**Problem**: Show every line where "path" occurs.

Stored dataset items:
◇ ◇ ◇ ◇ ◇

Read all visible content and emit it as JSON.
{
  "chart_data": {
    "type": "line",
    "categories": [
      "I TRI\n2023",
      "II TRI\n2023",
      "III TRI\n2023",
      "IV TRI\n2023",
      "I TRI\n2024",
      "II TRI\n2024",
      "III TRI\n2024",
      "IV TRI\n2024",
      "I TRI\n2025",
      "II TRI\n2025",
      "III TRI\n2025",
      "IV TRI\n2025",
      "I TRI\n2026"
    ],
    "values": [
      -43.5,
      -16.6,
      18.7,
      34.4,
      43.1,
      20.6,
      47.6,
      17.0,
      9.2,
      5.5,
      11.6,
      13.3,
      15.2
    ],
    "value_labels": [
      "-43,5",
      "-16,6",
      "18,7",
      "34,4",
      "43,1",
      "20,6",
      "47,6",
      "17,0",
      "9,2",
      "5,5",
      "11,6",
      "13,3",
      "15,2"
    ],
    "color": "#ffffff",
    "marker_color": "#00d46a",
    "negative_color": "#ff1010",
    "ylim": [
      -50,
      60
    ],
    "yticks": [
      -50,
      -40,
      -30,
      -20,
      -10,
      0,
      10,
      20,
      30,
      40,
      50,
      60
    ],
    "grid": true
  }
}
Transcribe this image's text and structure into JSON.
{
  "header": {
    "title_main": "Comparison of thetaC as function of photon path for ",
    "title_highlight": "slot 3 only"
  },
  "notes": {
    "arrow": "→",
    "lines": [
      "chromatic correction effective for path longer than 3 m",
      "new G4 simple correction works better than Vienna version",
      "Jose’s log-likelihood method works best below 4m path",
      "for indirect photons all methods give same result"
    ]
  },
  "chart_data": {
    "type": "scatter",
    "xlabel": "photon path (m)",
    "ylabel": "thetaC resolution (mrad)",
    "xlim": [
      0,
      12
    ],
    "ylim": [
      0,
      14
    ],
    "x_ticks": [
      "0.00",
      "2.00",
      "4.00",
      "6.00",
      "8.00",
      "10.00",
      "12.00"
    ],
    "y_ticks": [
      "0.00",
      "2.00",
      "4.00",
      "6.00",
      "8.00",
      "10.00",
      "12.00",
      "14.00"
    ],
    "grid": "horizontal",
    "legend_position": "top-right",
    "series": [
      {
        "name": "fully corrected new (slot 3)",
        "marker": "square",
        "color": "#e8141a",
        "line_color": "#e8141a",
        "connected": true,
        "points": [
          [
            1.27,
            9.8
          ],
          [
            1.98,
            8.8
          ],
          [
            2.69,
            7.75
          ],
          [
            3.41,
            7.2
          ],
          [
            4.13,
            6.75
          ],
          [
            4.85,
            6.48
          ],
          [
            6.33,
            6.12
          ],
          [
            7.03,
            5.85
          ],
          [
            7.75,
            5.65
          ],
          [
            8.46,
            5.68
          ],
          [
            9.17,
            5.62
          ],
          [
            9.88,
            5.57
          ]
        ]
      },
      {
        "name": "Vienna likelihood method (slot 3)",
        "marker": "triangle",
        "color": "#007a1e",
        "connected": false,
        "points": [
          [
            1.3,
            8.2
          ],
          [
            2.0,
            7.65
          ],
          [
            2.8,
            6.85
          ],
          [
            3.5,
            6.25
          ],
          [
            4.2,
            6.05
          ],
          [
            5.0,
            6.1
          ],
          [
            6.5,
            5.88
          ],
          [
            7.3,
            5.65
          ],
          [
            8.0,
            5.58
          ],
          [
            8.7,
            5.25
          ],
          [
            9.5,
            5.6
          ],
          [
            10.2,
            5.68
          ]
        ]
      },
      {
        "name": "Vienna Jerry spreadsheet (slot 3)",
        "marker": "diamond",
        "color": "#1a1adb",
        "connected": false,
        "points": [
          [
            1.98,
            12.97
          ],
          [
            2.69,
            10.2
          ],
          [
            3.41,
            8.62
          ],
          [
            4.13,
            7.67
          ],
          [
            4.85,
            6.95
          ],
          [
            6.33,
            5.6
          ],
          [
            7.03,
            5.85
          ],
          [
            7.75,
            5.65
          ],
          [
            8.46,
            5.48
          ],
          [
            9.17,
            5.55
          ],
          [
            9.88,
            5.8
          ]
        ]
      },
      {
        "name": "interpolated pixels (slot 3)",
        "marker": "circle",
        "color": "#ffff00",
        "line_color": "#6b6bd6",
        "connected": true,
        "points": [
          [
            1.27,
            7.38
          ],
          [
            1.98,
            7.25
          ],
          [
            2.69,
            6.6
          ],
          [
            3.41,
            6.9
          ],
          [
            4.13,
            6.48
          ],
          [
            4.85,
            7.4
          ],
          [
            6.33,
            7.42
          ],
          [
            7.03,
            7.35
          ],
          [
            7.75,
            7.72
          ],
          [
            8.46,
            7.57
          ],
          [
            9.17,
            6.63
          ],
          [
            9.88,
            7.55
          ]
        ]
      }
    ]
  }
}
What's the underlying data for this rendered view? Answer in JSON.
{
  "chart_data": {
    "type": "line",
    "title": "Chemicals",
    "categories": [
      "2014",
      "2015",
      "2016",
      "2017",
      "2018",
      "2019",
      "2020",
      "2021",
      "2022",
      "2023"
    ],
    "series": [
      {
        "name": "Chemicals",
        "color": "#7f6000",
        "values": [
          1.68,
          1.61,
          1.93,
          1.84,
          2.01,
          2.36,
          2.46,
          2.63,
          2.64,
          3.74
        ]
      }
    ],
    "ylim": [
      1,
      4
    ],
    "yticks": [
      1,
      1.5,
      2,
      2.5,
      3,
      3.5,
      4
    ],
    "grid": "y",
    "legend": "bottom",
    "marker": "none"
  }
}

◇ ◇ ◇ ◇ ◇

**Solution to this task**:
    "title_main": "Comparison of thetaC as function of photon path for ",
      "chromatic correction effective for path longer than 3 m",
      "Jose’s log-likelihood method works best below 4m path",
    "xlabel": "photon path (m)",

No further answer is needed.